• **EXERCISE BRIEF**:
Below is a listing; copy all of it exactly.

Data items
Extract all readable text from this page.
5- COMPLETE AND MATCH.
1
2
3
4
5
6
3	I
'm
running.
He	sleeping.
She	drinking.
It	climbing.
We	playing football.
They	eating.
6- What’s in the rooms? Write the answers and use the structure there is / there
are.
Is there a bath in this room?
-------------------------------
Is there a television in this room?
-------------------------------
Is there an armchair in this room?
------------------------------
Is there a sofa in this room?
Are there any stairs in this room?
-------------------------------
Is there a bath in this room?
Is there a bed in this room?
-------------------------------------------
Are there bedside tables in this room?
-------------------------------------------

• **EXERCISE RESULT**:
Extract all readable text from this page.
5- COMPLETE AND MATCH.
1
2
3
4
5
6
3	I
'm
running.
He	sleeping.
She	drinking.
It	climbing.
We	playing football.
They	eating.
6- What’s in the rooms? Write the answers and use the structure there is / there
are.
Is there a bath in this room?
-------------------------------
Is there a television in this room?
-------------------------------
Is there an armchair in this room?
------------------------------
Is there a sofa in this room?
Are there any stairs in this room?
-------------------------------
Is there a bath in this room?
Is there a bed in this room?
-------------------------------------------
Are there bedside tables in this room?
-------------------------------------------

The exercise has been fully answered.